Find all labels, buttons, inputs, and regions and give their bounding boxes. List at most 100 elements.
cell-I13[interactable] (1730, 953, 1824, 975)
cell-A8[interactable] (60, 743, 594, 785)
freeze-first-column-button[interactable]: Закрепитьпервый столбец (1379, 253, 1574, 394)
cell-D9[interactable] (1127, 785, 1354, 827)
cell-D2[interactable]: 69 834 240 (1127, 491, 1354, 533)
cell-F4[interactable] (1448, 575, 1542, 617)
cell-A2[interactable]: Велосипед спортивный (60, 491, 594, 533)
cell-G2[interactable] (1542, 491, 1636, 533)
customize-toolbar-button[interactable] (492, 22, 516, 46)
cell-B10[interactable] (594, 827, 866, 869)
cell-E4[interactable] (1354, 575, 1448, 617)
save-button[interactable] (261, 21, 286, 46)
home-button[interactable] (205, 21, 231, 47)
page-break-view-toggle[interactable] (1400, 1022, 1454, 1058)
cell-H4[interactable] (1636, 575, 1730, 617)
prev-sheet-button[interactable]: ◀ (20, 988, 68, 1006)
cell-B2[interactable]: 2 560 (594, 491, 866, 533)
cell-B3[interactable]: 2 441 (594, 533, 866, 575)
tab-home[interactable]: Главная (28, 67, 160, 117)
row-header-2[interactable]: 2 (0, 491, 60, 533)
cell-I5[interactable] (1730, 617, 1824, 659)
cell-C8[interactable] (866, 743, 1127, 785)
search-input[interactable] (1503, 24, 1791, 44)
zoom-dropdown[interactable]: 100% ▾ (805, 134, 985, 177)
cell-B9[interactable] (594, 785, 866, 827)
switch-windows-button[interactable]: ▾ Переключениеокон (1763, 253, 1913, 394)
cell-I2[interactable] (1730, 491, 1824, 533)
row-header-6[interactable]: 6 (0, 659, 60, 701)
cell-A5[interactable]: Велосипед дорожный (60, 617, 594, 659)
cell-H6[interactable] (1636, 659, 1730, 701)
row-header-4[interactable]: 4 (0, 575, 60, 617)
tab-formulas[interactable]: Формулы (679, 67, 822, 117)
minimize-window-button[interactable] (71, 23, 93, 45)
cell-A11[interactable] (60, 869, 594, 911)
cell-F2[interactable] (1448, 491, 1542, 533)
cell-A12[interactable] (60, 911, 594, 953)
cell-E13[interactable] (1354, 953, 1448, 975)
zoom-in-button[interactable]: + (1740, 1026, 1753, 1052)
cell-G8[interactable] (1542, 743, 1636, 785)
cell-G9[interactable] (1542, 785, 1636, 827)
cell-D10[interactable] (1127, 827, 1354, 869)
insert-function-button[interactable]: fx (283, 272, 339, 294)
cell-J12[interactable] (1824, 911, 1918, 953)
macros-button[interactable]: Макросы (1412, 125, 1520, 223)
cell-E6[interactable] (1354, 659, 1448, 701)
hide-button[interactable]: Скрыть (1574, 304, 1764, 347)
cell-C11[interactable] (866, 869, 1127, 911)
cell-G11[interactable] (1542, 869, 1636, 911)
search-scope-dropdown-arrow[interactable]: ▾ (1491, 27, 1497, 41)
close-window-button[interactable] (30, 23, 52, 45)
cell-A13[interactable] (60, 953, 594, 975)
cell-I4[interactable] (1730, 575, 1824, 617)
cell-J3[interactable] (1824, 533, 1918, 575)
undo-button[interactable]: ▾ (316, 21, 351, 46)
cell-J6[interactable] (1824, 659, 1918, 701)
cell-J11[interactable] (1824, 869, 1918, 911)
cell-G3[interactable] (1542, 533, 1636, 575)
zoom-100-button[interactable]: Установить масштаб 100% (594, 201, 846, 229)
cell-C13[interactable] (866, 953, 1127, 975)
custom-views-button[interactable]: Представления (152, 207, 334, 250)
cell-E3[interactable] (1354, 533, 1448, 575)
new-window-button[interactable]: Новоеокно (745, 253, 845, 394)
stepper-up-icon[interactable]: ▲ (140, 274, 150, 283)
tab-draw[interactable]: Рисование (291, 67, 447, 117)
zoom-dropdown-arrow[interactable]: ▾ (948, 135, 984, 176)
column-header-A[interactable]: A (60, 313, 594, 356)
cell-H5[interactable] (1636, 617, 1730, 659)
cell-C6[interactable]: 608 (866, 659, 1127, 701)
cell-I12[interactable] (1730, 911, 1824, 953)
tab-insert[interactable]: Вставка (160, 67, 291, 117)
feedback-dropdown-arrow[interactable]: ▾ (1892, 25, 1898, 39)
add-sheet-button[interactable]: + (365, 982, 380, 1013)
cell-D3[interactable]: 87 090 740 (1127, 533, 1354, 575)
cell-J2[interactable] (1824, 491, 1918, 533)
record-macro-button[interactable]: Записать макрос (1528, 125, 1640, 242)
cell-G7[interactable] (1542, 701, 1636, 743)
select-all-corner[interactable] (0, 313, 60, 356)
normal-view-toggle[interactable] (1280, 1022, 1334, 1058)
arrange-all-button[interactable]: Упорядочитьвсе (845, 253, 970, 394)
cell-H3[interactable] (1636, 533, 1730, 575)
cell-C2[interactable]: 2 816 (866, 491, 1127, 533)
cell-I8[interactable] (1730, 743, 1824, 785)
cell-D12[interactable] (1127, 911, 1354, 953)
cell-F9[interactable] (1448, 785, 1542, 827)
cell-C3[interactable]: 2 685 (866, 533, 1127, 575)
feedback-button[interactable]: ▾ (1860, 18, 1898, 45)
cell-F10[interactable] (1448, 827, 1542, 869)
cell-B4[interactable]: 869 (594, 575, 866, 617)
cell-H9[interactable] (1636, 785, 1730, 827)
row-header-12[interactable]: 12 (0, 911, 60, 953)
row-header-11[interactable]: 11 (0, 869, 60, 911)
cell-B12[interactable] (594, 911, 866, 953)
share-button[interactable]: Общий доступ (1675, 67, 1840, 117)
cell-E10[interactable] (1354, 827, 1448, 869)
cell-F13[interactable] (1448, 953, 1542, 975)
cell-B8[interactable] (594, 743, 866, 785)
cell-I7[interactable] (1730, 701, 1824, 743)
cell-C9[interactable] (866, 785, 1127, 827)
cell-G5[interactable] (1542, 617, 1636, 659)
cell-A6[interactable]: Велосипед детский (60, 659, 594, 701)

^^^^

Task statement: Please copy the listing above word for word, from its first line through the line that contains "cell-G2[interactable] (1542, 491, 1636, 533)".

Exercise output:
Find all labels, buttons, inputs, and regions and give their bounding boxes. List at most 100 elements.
cell-I13[interactable] (1730, 953, 1824, 975)
cell-A8[interactable] (60, 743, 594, 785)
freeze-first-column-button[interactable]: Закрепитьпервый столбец (1379, 253, 1574, 394)
cell-D9[interactable] (1127, 785, 1354, 827)
cell-D2[interactable]: 69 834 240 (1127, 491, 1354, 533)
cell-F4[interactable] (1448, 575, 1542, 617)
cell-A2[interactable]: Велосипед спортивный (60, 491, 594, 533)
cell-G2[interactable] (1542, 491, 1636, 533)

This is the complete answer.